[Rows from a figure dataset]

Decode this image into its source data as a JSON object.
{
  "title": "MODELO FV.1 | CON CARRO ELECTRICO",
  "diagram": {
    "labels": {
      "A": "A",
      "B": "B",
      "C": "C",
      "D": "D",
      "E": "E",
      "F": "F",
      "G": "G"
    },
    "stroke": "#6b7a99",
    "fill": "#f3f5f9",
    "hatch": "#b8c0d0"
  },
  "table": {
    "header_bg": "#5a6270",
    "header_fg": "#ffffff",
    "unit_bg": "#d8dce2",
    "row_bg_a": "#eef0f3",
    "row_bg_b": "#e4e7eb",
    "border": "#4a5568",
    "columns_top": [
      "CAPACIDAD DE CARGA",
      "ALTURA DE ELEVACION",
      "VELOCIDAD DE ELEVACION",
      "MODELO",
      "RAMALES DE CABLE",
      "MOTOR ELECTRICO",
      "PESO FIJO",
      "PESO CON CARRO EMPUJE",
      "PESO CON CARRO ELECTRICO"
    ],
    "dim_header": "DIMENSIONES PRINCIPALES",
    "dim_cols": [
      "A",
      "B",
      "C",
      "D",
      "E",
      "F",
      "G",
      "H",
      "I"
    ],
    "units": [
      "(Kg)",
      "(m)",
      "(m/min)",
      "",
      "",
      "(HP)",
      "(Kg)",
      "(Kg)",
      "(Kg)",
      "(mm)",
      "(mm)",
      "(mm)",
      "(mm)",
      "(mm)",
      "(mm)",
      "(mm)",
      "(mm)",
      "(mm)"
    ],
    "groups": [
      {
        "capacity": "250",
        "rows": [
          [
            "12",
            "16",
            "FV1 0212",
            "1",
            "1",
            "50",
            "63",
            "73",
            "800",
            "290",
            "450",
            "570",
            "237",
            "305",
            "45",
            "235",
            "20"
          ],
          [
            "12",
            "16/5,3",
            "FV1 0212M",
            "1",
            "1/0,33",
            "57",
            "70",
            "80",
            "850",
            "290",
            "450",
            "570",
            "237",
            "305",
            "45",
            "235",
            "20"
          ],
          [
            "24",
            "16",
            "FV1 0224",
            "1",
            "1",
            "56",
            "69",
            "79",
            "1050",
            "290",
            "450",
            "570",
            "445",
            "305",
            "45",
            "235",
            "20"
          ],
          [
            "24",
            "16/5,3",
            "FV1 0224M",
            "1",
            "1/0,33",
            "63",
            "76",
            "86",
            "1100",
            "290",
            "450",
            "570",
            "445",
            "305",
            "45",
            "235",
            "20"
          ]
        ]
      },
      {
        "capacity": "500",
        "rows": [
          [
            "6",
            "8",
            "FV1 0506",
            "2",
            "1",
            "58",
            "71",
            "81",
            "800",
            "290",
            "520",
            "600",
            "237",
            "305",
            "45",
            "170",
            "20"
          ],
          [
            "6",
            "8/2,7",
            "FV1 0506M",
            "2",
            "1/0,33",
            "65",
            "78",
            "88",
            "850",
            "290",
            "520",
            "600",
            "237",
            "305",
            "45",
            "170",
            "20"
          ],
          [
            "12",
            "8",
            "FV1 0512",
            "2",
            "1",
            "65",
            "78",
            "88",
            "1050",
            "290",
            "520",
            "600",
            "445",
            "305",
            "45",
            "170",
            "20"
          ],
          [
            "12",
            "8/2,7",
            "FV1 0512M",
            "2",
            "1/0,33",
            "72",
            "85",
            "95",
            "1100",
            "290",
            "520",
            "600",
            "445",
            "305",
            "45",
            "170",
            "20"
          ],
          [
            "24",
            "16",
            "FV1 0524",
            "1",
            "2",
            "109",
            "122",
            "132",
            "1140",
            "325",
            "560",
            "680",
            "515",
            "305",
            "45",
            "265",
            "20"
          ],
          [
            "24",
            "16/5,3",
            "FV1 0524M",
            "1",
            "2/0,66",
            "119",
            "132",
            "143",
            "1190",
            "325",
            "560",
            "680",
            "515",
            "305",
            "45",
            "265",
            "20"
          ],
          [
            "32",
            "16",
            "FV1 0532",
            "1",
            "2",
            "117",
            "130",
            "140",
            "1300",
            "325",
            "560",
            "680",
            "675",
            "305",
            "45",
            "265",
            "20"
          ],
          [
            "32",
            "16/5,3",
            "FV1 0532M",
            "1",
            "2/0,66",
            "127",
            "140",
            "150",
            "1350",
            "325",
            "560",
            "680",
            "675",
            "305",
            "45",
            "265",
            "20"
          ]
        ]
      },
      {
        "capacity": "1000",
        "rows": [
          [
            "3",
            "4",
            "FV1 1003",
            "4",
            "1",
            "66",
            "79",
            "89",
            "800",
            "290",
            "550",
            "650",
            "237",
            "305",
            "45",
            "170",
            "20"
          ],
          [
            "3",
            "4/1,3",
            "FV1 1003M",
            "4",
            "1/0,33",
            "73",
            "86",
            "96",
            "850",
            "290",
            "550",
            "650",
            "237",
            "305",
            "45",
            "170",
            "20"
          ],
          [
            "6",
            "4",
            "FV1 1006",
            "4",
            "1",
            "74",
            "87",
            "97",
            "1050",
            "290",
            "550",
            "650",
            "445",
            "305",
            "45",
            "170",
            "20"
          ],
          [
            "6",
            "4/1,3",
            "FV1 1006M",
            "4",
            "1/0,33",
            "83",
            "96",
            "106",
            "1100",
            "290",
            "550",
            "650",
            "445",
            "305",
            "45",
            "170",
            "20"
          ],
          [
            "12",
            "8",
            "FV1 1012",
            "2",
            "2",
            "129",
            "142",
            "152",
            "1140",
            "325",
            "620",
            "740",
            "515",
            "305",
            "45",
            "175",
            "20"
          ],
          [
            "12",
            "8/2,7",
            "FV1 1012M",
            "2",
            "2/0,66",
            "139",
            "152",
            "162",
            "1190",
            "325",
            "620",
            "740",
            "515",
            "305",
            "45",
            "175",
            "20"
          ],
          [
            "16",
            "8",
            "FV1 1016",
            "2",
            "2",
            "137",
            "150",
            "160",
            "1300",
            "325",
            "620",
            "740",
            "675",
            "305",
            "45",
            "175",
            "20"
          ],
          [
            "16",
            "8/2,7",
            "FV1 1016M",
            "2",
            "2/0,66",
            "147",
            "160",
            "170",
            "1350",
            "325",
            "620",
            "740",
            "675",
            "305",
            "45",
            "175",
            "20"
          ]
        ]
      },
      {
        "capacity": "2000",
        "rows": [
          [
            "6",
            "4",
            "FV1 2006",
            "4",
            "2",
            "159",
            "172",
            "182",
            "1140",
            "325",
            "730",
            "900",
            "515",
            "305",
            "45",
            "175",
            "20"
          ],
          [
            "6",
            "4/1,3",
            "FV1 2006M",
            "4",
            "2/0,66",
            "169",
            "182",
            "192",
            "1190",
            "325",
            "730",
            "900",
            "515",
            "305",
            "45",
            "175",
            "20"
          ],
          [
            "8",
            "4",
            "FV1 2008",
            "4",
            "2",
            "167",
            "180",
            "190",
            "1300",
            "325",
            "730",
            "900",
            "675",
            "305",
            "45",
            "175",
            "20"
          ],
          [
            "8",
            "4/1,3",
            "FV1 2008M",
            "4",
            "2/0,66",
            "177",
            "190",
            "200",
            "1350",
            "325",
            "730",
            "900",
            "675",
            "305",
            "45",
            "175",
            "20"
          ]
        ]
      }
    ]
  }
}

Exercise prompt: Output the full listing without altering anything.

Task output:
Decode this image into its source data as a JSON object.
{
  "title": "MODELO FV.1 | CON CARRO ELECTRICO",
  "diagram": {
    "labels": {
      "A": "A",
      "B": "B",
      "C": "C",
      "D": "D",
      "E": "E",
      "F": "F",
      "G": "G"
    },
    "stroke": "#6b7a99",
    "fill": "#f3f5f9",
    "hatch": "#b8c0d0"
  },
  "table": {
    "header_bg": "#5a6270",
    "header_fg": "#ffffff",
    "unit_bg": "#d8dce2",
    "row_bg_a": "#eef0f3",
    "row_bg_b": "#e4e7eb",
    "border": "#4a5568",
    "columns_top": [
      "CAPACIDAD DE CARGA",
      "ALTURA DE ELEVACION",
      "VELOCIDAD DE ELEVACION",
      "MODELO",
      "RAMALES DE CABLE",
      "MOTOR ELECTRICO",
      "PESO FIJO",
      "PESO CON CARRO EMPUJE",
      "PESO CON CARRO ELECTRICO"
    ],
    "dim_header": "DIMENSIONES PRINCIPALES",
    "dim_cols": [
      "A",
      "B",
      "C",
      "D",
      "E",
      "F",
      "G",
      "H",
      "I"
    ],
    "units": [
      "(Kg)",
      "(m)",
      "(m/min)",
      "",
      "",
      "(HP)",
      "(Kg)",
      "(Kg)",
      "(Kg)",
      "(mm)",
      "(mm)",
      "(mm)",
      "(mm)",
      "(mm)",
      "(mm)",
      "(mm)",
      "(mm)",
      "(mm)"
    ],
    "groups": [
      {
        "capacity": "250",
        "rows": [
          [
            "12",
            "16",
            "FV1 0212",
            "1",
            "1",
            "50",
            "63",
            "73",
            "800",
            "290",
            "450",
            "570",
            "237",
            "305",
            "45",
            "235",
            "20"
          ],
          [
            "12",
            "16/5,3",
            "FV1 0212M",
            "1",
            "1/0,33",
            "57",
            "70",
            "80",
            "850",
            "290",
            "450",
            "570",
            "237",
            "305",
            "45",
            "235",
            "20"
          ],
          [
            "24",
            "16",
            "FV1 0224",
            "1",
            "1",
            "56",
            "69",
            "79",
            "1050",
            "290",
            "450",
            "570",
            "445",
            "305",
            "45",
            "235",
            "20"
          ],
          [
            "24",
            "16/5,3",
            "FV1 0224M",
            "1",
            "1/0,33",
            "63",
            "76",
            "86",
            "1100",
            "290",
            "450",
            "570",
            "445",
            "305",
            "45",
            "235",
            "20"
          ]
        ]
      },
      {
        "capacity": "500",
        "rows": [
          [
            "6",
            "8",
            "FV1 0506",
            "2",
            "1",
            "58",
            "71",
            "81",
            "800",
            "290",
            "520",
            "600",
            "237",
            "305",
            "45",
            "170",
            "20"
          ],
          [
            "6",
            "8/2,7",
            "FV1 0506M",
            "2",
            "1/0,33",
            "65",
            "78",
            "88",
            "850",
            "290",
            "520",
            "600",
            "237",
            "305",
            "45",
            "170",
            "20"
          ],
          [
            "12",
            "8",
            "FV1 0512",
            "2",
            "1",
            "65",
            "78",
            "88",
            "1050",
            "290",
            "520",
            "600",
            "445",
            "305",
            "45",
            "170",
            "20"
          ],
          [
            "12",
            "8/2,7",
            "FV1 0512M",
            "2",
            "1/0,33",
            "72",
            "85",
            "95",
            "1100",
            "290",
            "520",
            "600",
            "445",
            "305",
            "45",
            "170",
            "20"
          ],
          [
            "24",
            "16",
            "FV1 0524",
            "1",
            "2",
            "109",
            "122",
            "132",
            "1140",
            "325",
            "560",
            "680",
            "515",
            "305",
            "45",
            "265",
            "20"
          ],
          [
            "24",
            "16/5,3",
            "FV1 0524M",
            "1",
            "2/0,66",
            "119",
            "132",
            "143",
            "1190",
            "325",
            "560",
            "680",
            "515",
            "305",
            "45",
            "265",
            "20"
          ],
          [
            "32",
            "16",
            "FV1 0532",
            "1",
            "2",
            "117",
            "130",
            "140",
            "1300",
            "325",
            "560",
            "680",
            "675",
            "305",
            "45",
            "265",
            "20"
          ],
          [
            "32",
            "16/5,3",
            "FV1 0532M",
            "1",
            "2/0,66",
            "127",
            "140",
            "150",
            "1350",
            "325",
            "560",
            "680",
            "675",
            "305",
            "45",
            "265",
            "20"
          ]
        ]
      },
      {
        "capacity": "1000",
        "rows": [
          [
            "3",
            "4",
            "FV1 1003",
            "4",
            "1",
            "66",
            "79",
            "89",
            "800",
            "290",
            "550",
            "650",
            "237",
            "305",
            "45",
            "170",
            "20"
          ],
          [
            "3",
            "4/1,3",
            "FV1 1003M",
            "4",
            "1/0,33",
            "73",
            "86",
            "96",
            "850",
            "290",
            "550",
            "650",
            "237",
            "305",
            "45",
            "170",
            "20"
          ],
          [
            "6",
            "4",
            "FV1 1006",
            "4",
            "1",
            "74",
            "87",
            "97",
            "1050",
            "290",
            "550",
            "650",
            "445",
            "305",
            "45",
            "170",
            "20"
          ],
          [
            "6",
            "4/1,3",
            "FV1 1006M",
            "4",
            "1/0,33",
            "83",
            "96",
            "106",
            "1100",
            "290",
            "550",
            "650",
            "445",
            "305",
            "45",
            "170",
            "20"
          ],
          [
            "12",
            "8",
            "FV1 1012",
            "2",
            "2",
            "129",
            "142",
            "152",
            "1140",
            "325",
            "620",
            "740",
            "515",
            "305",
            "45",
            "175",
            "20"
          ],
          [
            "12",
            "8/2,7",
            "FV1 1012M",
            "2",
            "2/0,66",
            "139",
            "152",
            "162",
            "1190",
            "325",
            "620",
            "740",
            "515",
            "305",
            "45",
            "175",
            "20"
          ],
          [
            "16",
            "8",
            "FV1 1016",
            "2",
            "2",
            "137",
            "150",
            "160",
            "1300",
            "325",
            "620",
            "740",
            "675",
            "305",
            "45",
            "175",
            "20"
          ],
          [
            "16",
            "8/2,7",
            "FV1 1016M",
            "2",
            "2/0,66",
            "147",
            "160",
            "170",
            "1350",
            "325",
            "620",
            "740",
            "675",
            "305",
            "45",
            "175",
            "20"
          ]
        ]
      },
      {
        "capacity": "2000",
        "rows": [
          [
            "6",
            "4",
            "FV1 2006",
            "4",
            "2",
            "159",
            "172",
            "182",
            "1140",
            "325",
            "730",
            "900",
            "515",
            "305",
            "45",
            "175",
            "20"
          ],
          [
            "6",
            "4/1,3",
            "FV1 2006M",
            "4",
            "2/0,66",
            "169",
            "182",
            "192",
            "1190",
            "325",
            "730",
            "900",
            "515",
            "305",
            "45",
            "175",
            "20"
          ],
          [
            "8",
            "4",
            "FV1 2008",
            "4",
            "2",
            "167",
            "180",
            "190",
            "1300",
            "325",
            "730",
            "900",
            "675",
            "305",
            "45",
            "175",
            "20"
          ],
          [
            "8",
            "4/1,3",
            "FV1 2008M",
            "4",
            "2/0,66",
            "177",
            "190",
            "200",
            "1350",
            "325",
            "730",
            "900",
            "675",
            "305",
            "45",
            "175",
            "20"
          ]
        ]
      }
    ]
  }
}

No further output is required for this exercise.